• **YOUR GOAL**
Make an exact copy of all the records.

(A run of records)
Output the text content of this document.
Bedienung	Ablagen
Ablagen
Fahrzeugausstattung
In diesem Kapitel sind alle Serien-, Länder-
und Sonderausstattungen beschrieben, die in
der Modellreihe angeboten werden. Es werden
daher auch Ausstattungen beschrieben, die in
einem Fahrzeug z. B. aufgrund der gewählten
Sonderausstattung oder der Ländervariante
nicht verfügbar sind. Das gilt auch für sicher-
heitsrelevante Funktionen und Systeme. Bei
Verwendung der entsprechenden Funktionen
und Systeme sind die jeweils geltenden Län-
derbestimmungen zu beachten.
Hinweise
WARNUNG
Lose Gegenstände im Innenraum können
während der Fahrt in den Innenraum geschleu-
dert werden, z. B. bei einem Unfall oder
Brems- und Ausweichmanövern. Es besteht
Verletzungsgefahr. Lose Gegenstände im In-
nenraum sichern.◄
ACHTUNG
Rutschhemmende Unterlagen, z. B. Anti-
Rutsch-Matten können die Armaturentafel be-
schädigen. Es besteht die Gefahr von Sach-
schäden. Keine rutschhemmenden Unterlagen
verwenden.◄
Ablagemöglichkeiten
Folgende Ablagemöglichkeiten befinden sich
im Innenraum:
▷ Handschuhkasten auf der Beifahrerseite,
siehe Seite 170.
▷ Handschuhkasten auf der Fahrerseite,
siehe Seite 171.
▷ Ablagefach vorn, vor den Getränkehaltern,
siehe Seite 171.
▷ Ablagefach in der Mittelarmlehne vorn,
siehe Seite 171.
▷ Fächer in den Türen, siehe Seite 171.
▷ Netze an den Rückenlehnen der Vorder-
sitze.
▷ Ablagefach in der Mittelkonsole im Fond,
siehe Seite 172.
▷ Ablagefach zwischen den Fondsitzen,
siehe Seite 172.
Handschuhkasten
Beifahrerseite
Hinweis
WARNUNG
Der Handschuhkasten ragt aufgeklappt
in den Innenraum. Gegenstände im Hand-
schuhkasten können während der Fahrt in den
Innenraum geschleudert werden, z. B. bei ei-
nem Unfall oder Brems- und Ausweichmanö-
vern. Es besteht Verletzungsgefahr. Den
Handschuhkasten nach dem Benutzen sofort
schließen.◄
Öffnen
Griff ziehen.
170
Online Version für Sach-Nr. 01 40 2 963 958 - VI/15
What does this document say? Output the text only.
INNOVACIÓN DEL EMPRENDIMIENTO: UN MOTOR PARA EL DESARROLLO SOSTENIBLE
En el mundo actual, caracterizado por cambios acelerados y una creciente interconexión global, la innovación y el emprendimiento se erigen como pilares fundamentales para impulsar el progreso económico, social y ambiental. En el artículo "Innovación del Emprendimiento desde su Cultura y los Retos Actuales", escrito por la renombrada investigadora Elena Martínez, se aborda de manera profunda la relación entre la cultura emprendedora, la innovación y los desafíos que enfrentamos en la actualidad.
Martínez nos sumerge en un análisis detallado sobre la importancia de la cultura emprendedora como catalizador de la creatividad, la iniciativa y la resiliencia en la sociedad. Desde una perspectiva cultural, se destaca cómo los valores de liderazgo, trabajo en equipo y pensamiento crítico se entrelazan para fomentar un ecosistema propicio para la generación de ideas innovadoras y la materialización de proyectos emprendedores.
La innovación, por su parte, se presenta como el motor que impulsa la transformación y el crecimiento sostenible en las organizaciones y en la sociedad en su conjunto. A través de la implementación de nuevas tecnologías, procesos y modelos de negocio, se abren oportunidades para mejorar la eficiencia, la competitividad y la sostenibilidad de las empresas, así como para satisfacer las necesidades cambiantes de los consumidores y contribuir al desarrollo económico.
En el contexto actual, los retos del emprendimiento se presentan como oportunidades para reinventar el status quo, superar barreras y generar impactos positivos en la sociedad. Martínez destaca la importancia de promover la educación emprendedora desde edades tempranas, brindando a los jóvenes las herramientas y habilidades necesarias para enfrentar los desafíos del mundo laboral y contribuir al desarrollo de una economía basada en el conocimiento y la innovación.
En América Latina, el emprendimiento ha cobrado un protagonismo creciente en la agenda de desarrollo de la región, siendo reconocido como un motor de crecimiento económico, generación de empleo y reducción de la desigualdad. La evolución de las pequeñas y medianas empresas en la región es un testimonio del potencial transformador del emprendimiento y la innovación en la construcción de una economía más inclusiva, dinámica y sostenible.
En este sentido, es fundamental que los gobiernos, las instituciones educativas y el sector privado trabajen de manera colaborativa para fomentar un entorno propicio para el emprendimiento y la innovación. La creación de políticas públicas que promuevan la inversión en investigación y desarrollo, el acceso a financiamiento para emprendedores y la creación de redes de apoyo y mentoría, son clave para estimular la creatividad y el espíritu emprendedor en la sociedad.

• **EXERCISE RESPONSE**
Output the text content of this document.
Bedienung	Ablagen
Ablagen
Fahrzeugausstattung
In diesem Kapitel sind alle Serien-, Länder-
und Sonderausstattungen beschrieben, die in
der Modellreihe angeboten werden. Es werden
daher auch Ausstattungen beschrieben, die in
einem Fahrzeug z. B. aufgrund der gewählten
Sonderausstattung oder der Ländervariante
nicht verfügbar sind. Das gilt auch für sicher-
heitsrelevante Funktionen und Systeme. Bei
Verwendung der entsprechenden Funktionen
und Systeme sind die jeweils geltenden Län-
derbestimmungen zu beachten.
Hinweise
WARNUNG
Lose Gegenstände im Innenraum können
während der Fahrt in den Innenraum geschleu-
dert werden, z. B. bei einem Unfall oder
Brems- und Ausweichmanövern. Es besteht
Verletzungsgefahr. Lose Gegenstände im In-
nenraum sichern.◄
ACHTUNG
Rutschhemmende Unterlagen, z. B. Anti-
Rutsch-Matten können die Armaturentafel be-
schädigen. Es besteht die Gefahr von Sach-
schäden. Keine rutschhemmenden Unterlagen
verwenden.◄
Ablagemöglichkeiten
Folgende Ablagemöglichkeiten befinden sich
im Innenraum:
▷ Handschuhkasten auf der Beifahrerseite,
siehe Seite 170.
▷ Handschuhkasten auf der Fahrerseite,
siehe Seite 171.
▷ Ablagefach vorn, vor den Getränkehaltern,
siehe Seite 171.
▷ Ablagefach in der Mittelarmlehne vorn,
siehe Seite 171.
▷ Fächer in den Türen, siehe Seite 171.
▷ Netze an den Rückenlehnen der Vorder-
sitze.
▷ Ablagefach in der Mittelkonsole im Fond,
siehe Seite 172.
▷ Ablagefach zwischen den Fondsitzen,
siehe Seite 172.
Handschuhkasten
Beifahrerseite
Hinweis
WARNUNG
Der Handschuhkasten ragt aufgeklappt
in den Innenraum. Gegenstände im Hand-
schuhkasten können während der Fahrt in den
Innenraum geschleudert werden, z. B. bei ei-
nem Unfall oder Brems- und Ausweichmanö-
vern. Es besteht Verletzungsgefahr. Den
Handschuhkasten nach dem Benutzen sofort
schließen.◄
Öffnen
Griff ziehen.
170
Online Version für Sach-Nr. 01 40 2 963 958 - VI/15
What does this document say? Output the text only.
INNOVACIÓN DEL EMPRENDIMIENTO: UN MOTOR PARA EL DESARROLLO SOSTENIBLE
En el mundo actual, caracterizado por cambios acelerados y una creciente interconexión global, la innovación y el emprendimiento se erigen como pilares fundamentales para impulsar el progreso económico, social y ambiental. En el artículo "Innovación del Emprendimiento desde su Cultura y los Retos Actuales", escrito por la renombrada investigadora Elena Martínez, se aborda de manera profunda la relación entre la cultura emprendedora, la innovación y los desafíos que enfrentamos en la actualidad.
Martínez nos sumerge en un análisis detallado sobre la importancia de la cultura emprendedora como catalizador de la creatividad, la iniciativa y la resiliencia en la sociedad. Desde una perspectiva cultural, se destaca cómo los valores de liderazgo, trabajo en equipo y pensamiento crítico se entrelazan para fomentar un ecosistema propicio para la generación de ideas innovadoras y la materialización de proyectos emprendedores.
La innovación, por su parte, se presenta como el motor que impulsa la transformación y el crecimiento sostenible en las organizaciones y en la sociedad en su conjunto. A través de la implementación de nuevas tecnologías, procesos y modelos de negocio, se abren oportunidades para mejorar la eficiencia, la competitividad y la sostenibilidad de las empresas, así como para satisfacer las necesidades cambiantes de los consumidores y contribuir al desarrollo económico.
En el contexto actual, los retos del emprendimiento se presentan como oportunidades para reinventar el status quo, superar barreras y generar impactos positivos en la sociedad. Martínez destaca la importancia de promover la educación emprendedora desde edades tempranas, brindando a los jóvenes las herramientas y habilidades necesarias para enfrentar los desafíos del mundo laboral y contribuir al desarrollo de una economía basada en el conocimiento y la innovación.
En América Latina, el emprendimiento ha cobrado un protagonismo creciente en la agenda de desarrollo de la región, siendo reconocido como un motor de crecimiento económico, generación de empleo y reducción de la desigualdad. La evolución de las pequeñas y medianas empresas en la región es un testimonio del potencial transformador del emprendimiento y la innovación en la construcción de una economía más inclusiva, dinámica y sostenible.
En este sentido, es fundamental que los gobiernos, las instituciones educativas y el sector privado trabajen de manera colaborativa para fomentar un entorno propicio para el emprendimiento y la innovación. La creación de políticas públicas que promuevan la inversión en investigación y desarrollo, el acceso a financiamiento para emprendedores y la creación de redes de apoyo y mentoría, son clave para estimular la creatividad y el espíritu emprendedor en la sociedad.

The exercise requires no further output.